**BRIEF**:
Reproduce the data below in full and exclude every picture.

**INPUT RECORDS**:

+++

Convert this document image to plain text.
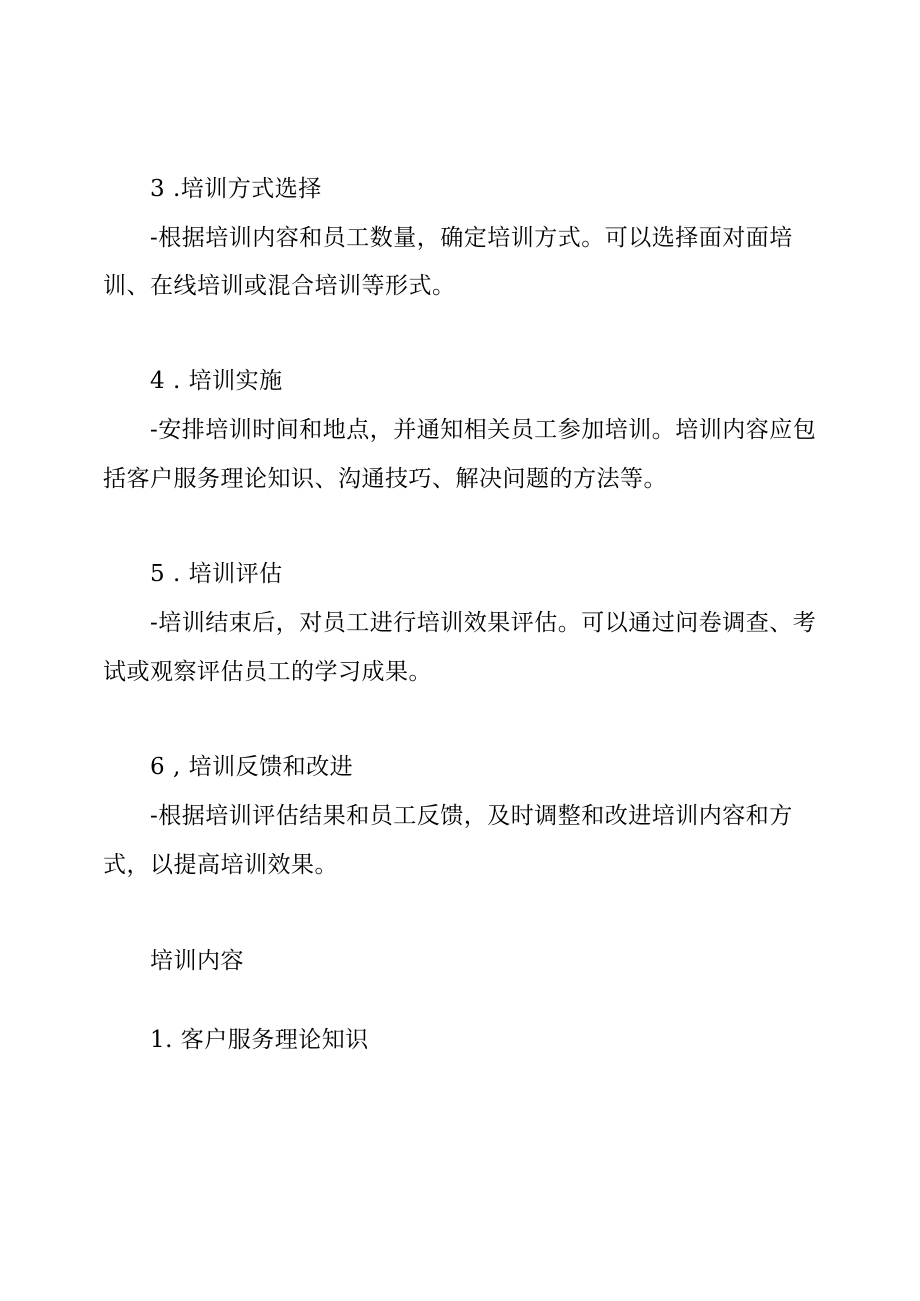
3 .培训方式选择
-根据培训内容和员工数量，确定培训方式。可以选择面对面培
训、在线培训或混合培训等形式。
4 . 培训实施
-安排培训时间和地点，并通知相关员工参加培训。培训内容应包
括客户服务理论知识、沟通技巧、解决问题的方法等。
5 . 培训评估
-培训结束后，对员工进行培训效果评估。可以通过问卷调查、考
试或观察评估员工的学习成果。
6 , 培训反馈和改进
-根据培训评估结果和员工反馈，及时调整和改进培训内容和方
式，以提高培训效果。
培训内容
1. 客户服务理论知识
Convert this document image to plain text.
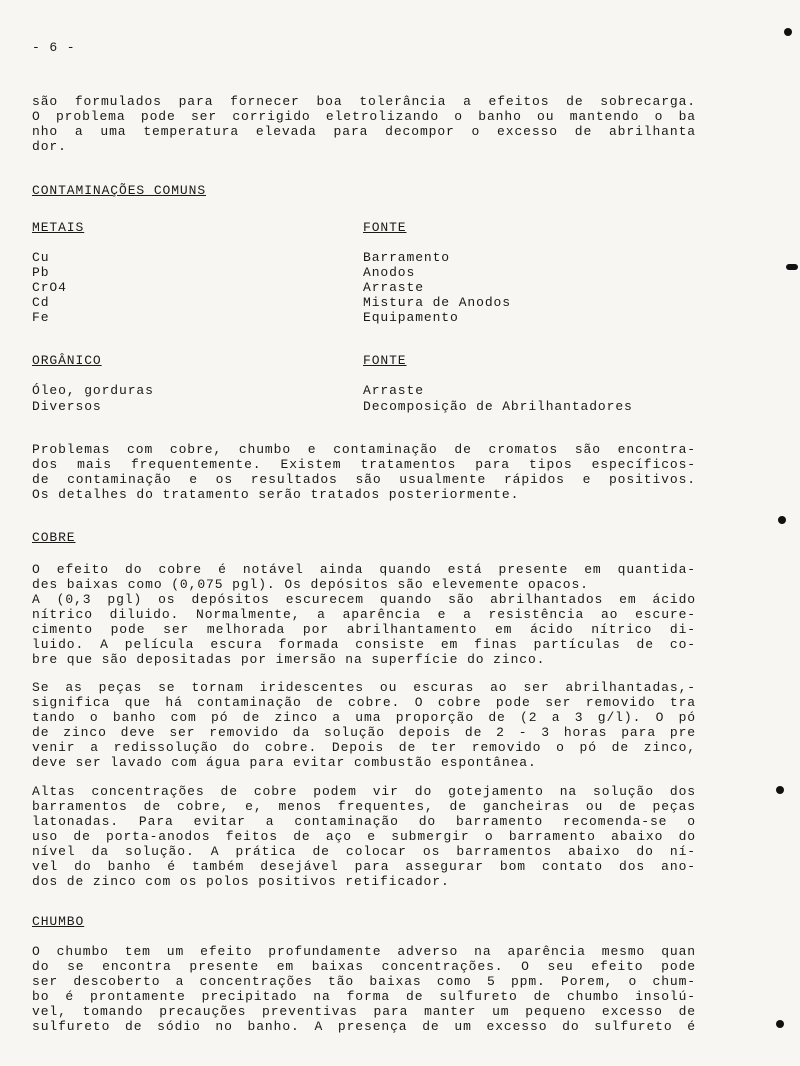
- 6 -
são formulados para fornecer boa tolerância a efeitos de sobrecarga.
O problema pode ser corrigido eletrolizando o banho ou mantendo o ba
nho a uma temperatura elevada para decompor o excesso de abrilhanta
dor.
CONTAMINAÇÕES COMUNS
METAIS	FONTE
Cu	Barramento
Pb	Anodos
CrO4	Arraste
Cd	Mistura de Anodos
Fe	Equipamento
ORGÂNICO	FONTE
Óleo, gorduras	Arraste
Diversos	Decomposição de Abrilhantadores
Problemas com cobre, chumbo e contaminação de cromatos são encontra-
dos mais frequentemente. Existem tratamentos para tipos específicos-
de contaminação e os resultados são usualmente rápidos e positivos.
Os detalhes do tratamento serão tratados posteriormente.
COBRE
O efeito do cobre é notável ainda quando está presente em quantida-
des baixas como (0,075 pgl). Os depósitos são elevemente opacos.
A (0,3 pgl) os depósitos escurecem quando são abrilhantados em ácido
nítrico diluido. Normalmente, a aparência e a resistência ao escure-
cimento pode ser melhorada por abrilhantamento em ácido nítrico di-
luido. A película escura formada consiste em finas partículas de co-
bre que são depositadas por imersão na superfície do zinco.
Se as peças se tornam iridescentes ou escuras ao ser abrilhantadas,-
significa que há contaminação de cobre. O cobre pode ser removido tra
tando o banho com pó de zinco a uma proporção de (2 a 3 g/l). O pó
de zinco deve ser removido da solução depois de 2 - 3 horas para pre
venir a redissolução do cobre. Depois de ter removido o pó de zinco,
deve ser lavado com água para evitar combustão espontânea.
Altas concentrações de cobre podem vir do gotejamento na solução dos
barramentos de cobre, e, menos frequentes, de gancheiras ou de peças
latonadas. Para evitar a contaminação do barramento recomenda-se o
uso de porta-anodos feitos de aço e submergir o barramento abaixo do
nível da solução. A prática de colocar os barramentos abaixo do ní-
vel do banho é também desejável para assegurar bom contato dos ano-
dos de zinco com os polos positivos retificador.
CHUMBO
O chumbo tem um efeito profundamente adverso na aparência mesmo quan
do se encontra presente em baixas concentrações. O seu efeito pode
ser descoberto a concentrações tão baixas como 5 ppm. Porem, o chum-
bo é prontamente precipitado na forma de sulfureto de chumbo insolú-
vel, tomando precauções preventivas para manter um pequeno excesso de
sulfureto de sódio no banho. A presença de um excesso do sulfureto é
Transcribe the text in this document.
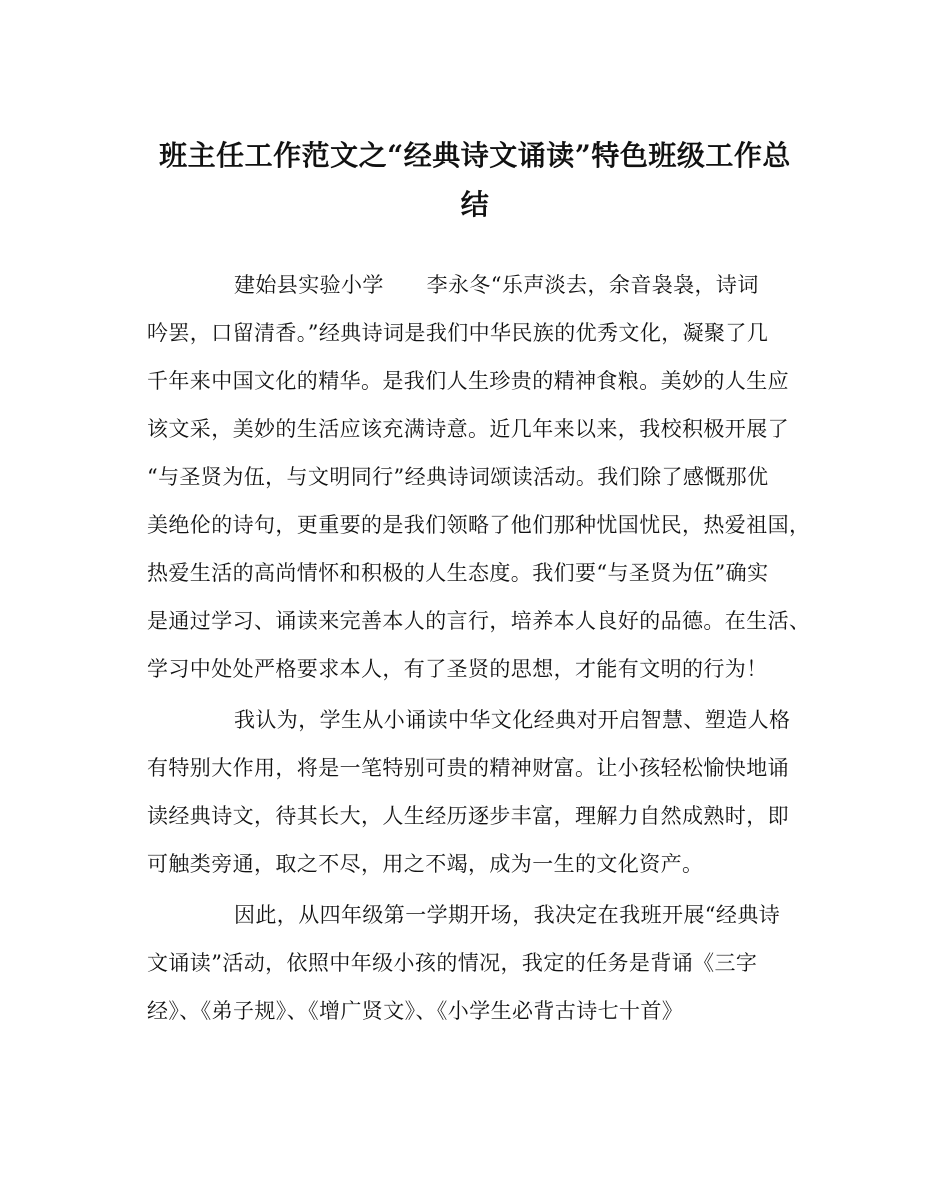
班主任工作范文之“经典诗文诵读”特色班级工作总
结
建始县实验小学　　李永冬“乐声淡去，余音袅袅，诗词
吟罢，口留清香。”经典诗词是我们中华民族的优秀文化，凝聚了几
千年来中国文化的精华。是我们人生珍贵的精神食粮。美妙的人生应
该文采，美妙的生活应该充满诗意。近几年来以来，我校积极开展了
“与圣贤为伍，与文明同行”经典诗词颂读活动。我们除了感慨那优
美绝伦的诗句，更重要的是我们领略了他们那种忧国忧民，热爱祖国，
热爱生活的高尚情怀和积极的人生态度。我们要“与圣贤为伍”确实
是通过学习、诵读来完善本人的言行，培养本人良好的品德。在生活、
学习中处处严格要求本人，有了圣贤的思想，才能有文明的行为！
我认为，学生从小诵读中华文化经典对开启智慧、塑造人格
有特别大作用，将是一笔特别可贵的精神财富。让小孩轻松愉快地诵
读经典诗文，待其长大，人生经历逐步丰富，理解力自然成熟时，即
可触类旁通，取之不尽，用之不竭，成为一生的文化资产。
因此，从四年级第一学期开场，我决定在我班开展“经典诗
文诵读”活动，依照中年级小孩的情况，我定的任务是背诵《三字
经》、《弟子规》、《增广贤文》、《小学生必背古诗七十首》
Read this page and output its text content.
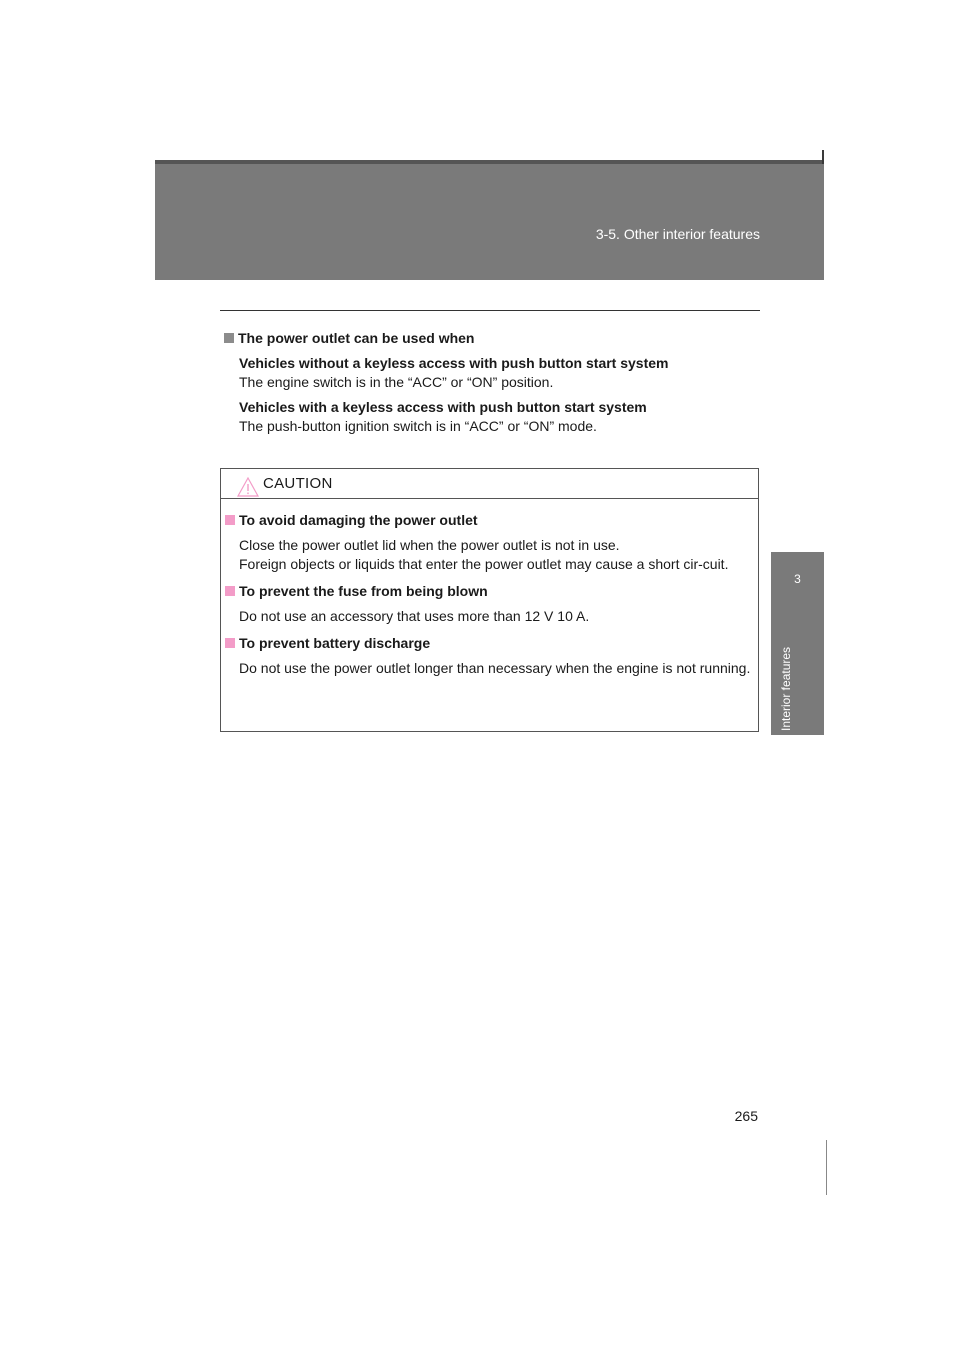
3-5. Other interior features
3
Interior features
The power outlet can be used when
Vehicles without a keyless access with push button start system
The engine switch is in the “ACC” or “ON” position.
Vehicles with a keyless access with push button start system
The push-button ignition switch is in “ACC” or “ON” mode.
CAUTION
To avoid damaging the power outlet
Close the power outlet lid when the power outlet is not in use.
Foreign objects or liquids that enter the power outlet may cause a short cir-cuit.
To prevent the fuse from being blown
Do not use an accessory that uses more than 12 V 10 A.
To prevent battery discharge
Do not use the power outlet longer than necessary when the engine is not running.
265
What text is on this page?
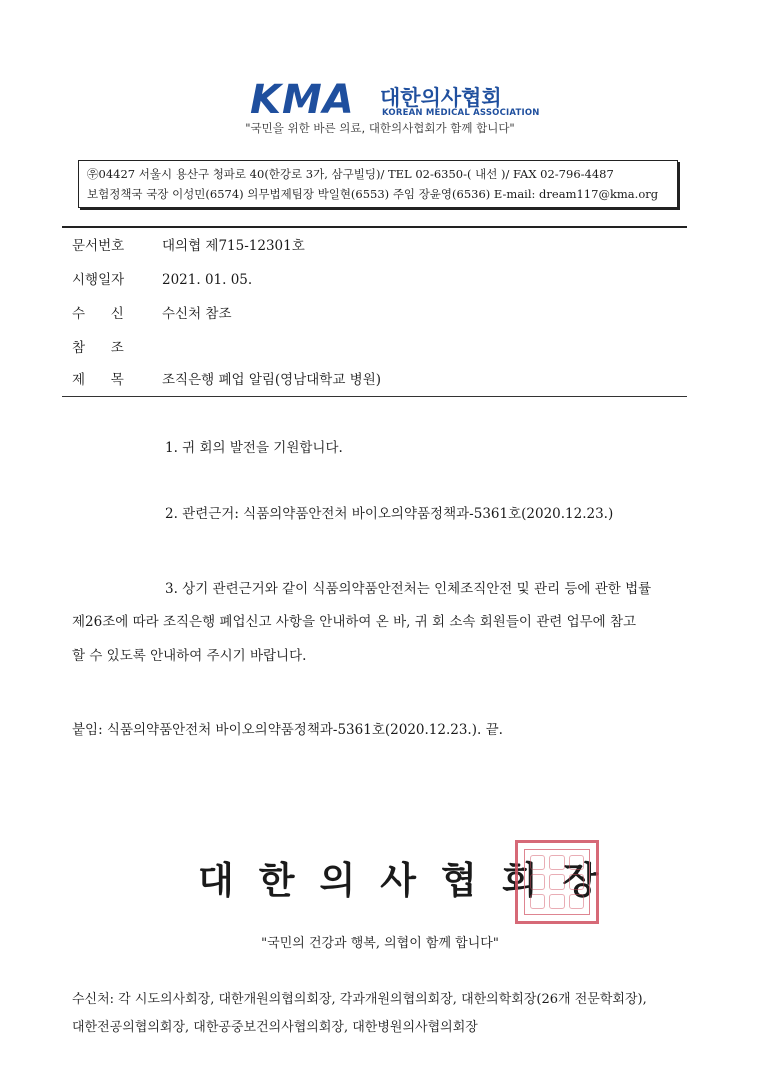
KMA 대한의사협회
KOREAN MEDICAL ASSOCIATION
"국민을 위한 바른 의료, 대한의사협회가 함께 합니다"
㉾04427 서울시 용산구 청파로 40(한강로 3가, 삼구빌딩)/ TEL 02-6350-( 내선 )/ FAX 02-796-4487
보험정책국 국장 이성민(6574) 의무법제팀장 박일현(6553) 주임 장윤영(6536) E-mail: dream117@kma.org
문서번호	대의협 제715-12301호
시행일자	2021. 01. 05.
수      신	수신처 참조
참      조
제      목	조직은행 폐업 알림(영남대학교 병원)
1. 귀 회의 발전을 기원합니다.
2. 관련근거: 식품의약품안전처 바이오의약품정책과-5361호(2020.12.23.)
3. 상기 관련근거와 같이 식품의약품안전처는 인체조직안전 및 관리 등에 관한 법률
제26조에 따라 조직은행 폐업신고 사항을 안내하여 온 바, 귀 회 소속 회원들이 관련 업무에 참고
할 수 있도록 안내하여 주시기 바랍니다.
붙임: 식품의약품안전처 바이오의약품정책과-5361호(2020.12.23.). 끝.
대한의사협회장
"국민의 건강과 행복, 의협이 함께 합니다"
수신처: 각 시도의사회장, 대한개원의협의회장, 각과개원의협의회장, 대한의학회장(26개 전문학회장),
대한전공의협의회장, 대한공중보건의사협의회장, 대한병원의사협의회장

+++

**WORKED SOLUTION**:
Convert this document image to plain text.
3 .培训方式选择
-根据培训内容和员工数量，确定培训方式。可以选择面对面培
训、在线培训或混合培训等形式。
4 . 培训实施
-安排培训时间和地点，并通知相关员工参加培训。培训内容应包
括客户服务理论知识、沟通技巧、解决问题的方法等。
5 . 培训评估
-培训结束后，对员工进行培训效果评估。可以通过问卷调查、考
试或观察评估员工的学习成果。
6 , 培训反馈和改进
-根据培训评估结果和员工反馈，及时调整和改进培训内容和方
式，以提高培训效果。
培训内容
1. 客户服务理论知识
Convert this document image to plain text.
- 6 -
são formulados para fornecer boa tolerância a efeitos de sobrecarga.
O problema pode ser corrigido eletrolizando o banho ou mantendo o ba
nho a uma temperatura elevada para decompor o excesso de abrilhanta
dor.
CONTAMINAÇÕES COMUNS
METAIS	FONTE
Cu	Barramento
Pb	Anodos
CrO4	Arraste
Cd	Mistura de Anodos
Fe	Equipamento
ORGÂNICO	FONTE
Óleo, gorduras	Arraste
Diversos	Decomposição de Abrilhantadores
Problemas com cobre, chumbo e contaminação de cromatos são encontra-
dos mais frequentemente. Existem tratamentos para tipos específicos-
de contaminação e os resultados são usualmente rápidos e positivos.
Os detalhes do tratamento serão tratados posteriormente.
COBRE
O efeito do cobre é notável ainda quando está presente em quantida-
des baixas como (0,075 pgl). Os depósitos são elevemente opacos.
A (0,3 pgl) os depósitos escurecem quando são abrilhantados em ácido
nítrico diluido. Normalmente, a aparência e a resistência ao escure-
cimento pode ser melhorada por abrilhantamento em ácido nítrico di-
luido. A película escura formada consiste em finas partículas de co-
bre que são depositadas por imersão na superfície do zinco.
Se as peças se tornam iridescentes ou escuras ao ser abrilhantadas,-
significa que há contaminação de cobre. O cobre pode ser removido tra
tando o banho com pó de zinco a uma proporção de (2 a 3 g/l). O pó
de zinco deve ser removido da solução depois de 2 - 3 horas para pre
venir a redissolução do cobre. Depois de ter removido o pó de zinco,
deve ser lavado com água para evitar combustão espontânea.
Altas concentrações de cobre podem vir do gotejamento na solução dos
barramentos de cobre, e, menos frequentes, de gancheiras ou de peças
latonadas. Para evitar a contaminação do barramento recomenda-se o
uso de porta-anodos feitos de aço e submergir o barramento abaixo do
nível da solução. A prática de colocar os barramentos abaixo do ní-
vel do banho é também desejável para assegurar bom contato dos ano-
dos de zinco com os polos positivos retificador.
CHUMBO
O chumbo tem um efeito profundamente adverso na aparência mesmo quan
do se encontra presente em baixas concentrações. O seu efeito pode
ser descoberto a concentrações tão baixas como 5 ppm. Porem, o chum-
bo é prontamente precipitado na forma de sulfureto de chumbo insolú-
vel, tomando precauções preventivas para manter um pequeno excesso de
sulfureto de sódio no banho. A presença de um excesso do sulfureto é
Transcribe the text in this document.
班主任工作范文之“经典诗文诵读”特色班级工作总
结
建始县实验小学　　李永冬“乐声淡去，余音袅袅，诗词
吟罢，口留清香。”经典诗词是我们中华民族的优秀文化，凝聚了几
千年来中国文化的精华。是我们人生珍贵的精神食粮。美妙的人生应
该文采，美妙的生活应该充满诗意。近几年来以来，我校积极开展了
“与圣贤为伍，与文明同行”经典诗词颂读活动。我们除了感慨那优
美绝伦的诗句，更重要的是我们领略了他们那种忧国忧民，热爱祖国，
热爱生活的高尚情怀和积极的人生态度。我们要“与圣贤为伍”确实
是通过学习、诵读来完善本人的言行，培养本人良好的品德。在生活、
学习中处处严格要求本人，有了圣贤的思想，才能有文明的行为！
我认为，学生从小诵读中华文化经典对开启智慧、塑造人格
有特别大作用，将是一笔特别可贵的精神财富。让小孩轻松愉快地诵
读经典诗文，待其长大，人生经历逐步丰富，理解力自然成熟时，即
可触类旁通，取之不尽，用之不竭，成为一生的文化资产。
因此，从四年级第一学期开场，我决定在我班开展“经典诗
文诵读”活动，依照中年级小孩的情况，我定的任务是背诵《三字
经》、《弟子规》、《增广贤文》、《小学生必背古诗七十首》
Read this page and output its text content.
3-5. Other interior features
3
Interior features
The power outlet can be used when
Vehicles without a keyless access with push button start system
The engine switch is in the “ACC” or “ON” position.
Vehicles with a keyless access with push button start system
The push-button ignition switch is in “ACC” or “ON” mode.
CAUTION
To avoid damaging the power outlet
Close the power outlet lid when the power outlet is not in use.
Foreign objects or liquids that enter the power outlet may cause a short cir-cuit.
To prevent the fuse from being blown
Do not use an accessory that uses more than 12 V 10 A.
To prevent battery discharge
Do not use the power outlet longer than necessary when the engine is not running.
265
What text is on this page?
KMA 대한의사협회
KOREAN MEDICAL ASSOCIATION
"국민을 위한 바른 의료, 대한의사협회가 함께 합니다"
㉾04427 서울시 용산구 청파로 40(한강로 3가, 삼구빌딩)/ TEL 02-6350-( 내선 )/ FAX 02-796-4487
보험정책국 국장 이성민(6574) 의무법제팀장 박일현(6553) 주임 장윤영(6536) E-mail: dream117@kma.org
문서번호	대의협 제715-12301호
시행일자	2021. 01. 05.
수      신	수신처 참조
참      조
제      목	조직은행 폐업 알림(영남대학교 병원)
1. 귀 회의 발전을 기원합니다.
2. 관련근거: 식품의약품안전처 바이오의약품정책과-5361호(2020.12.23.)
3. 상기 관련근거와 같이 식품의약품안전처는 인체조직안전 및 관리 등에 관한 법률
제26조에 따라 조직은행 폐업신고 사항을 안내하여 온 바, 귀 회 소속 회원들이 관련 업무에 참고
할 수 있도록 안내하여 주시기 바랍니다.
붙임: 식품의약품안전처 바이오의약품정책과-5361호(2020.12.23.). 끝.
대한의사협회장
"국민의 건강과 행복, 의협이 함께 합니다"
수신처: 각 시도의사회장, 대한개원의협의회장, 각과개원의협의회장, 대한의학회장(26개 전문학회장),
대한전공의협의회장, 대한공중보건의사협의회장, 대한병원의사협의회장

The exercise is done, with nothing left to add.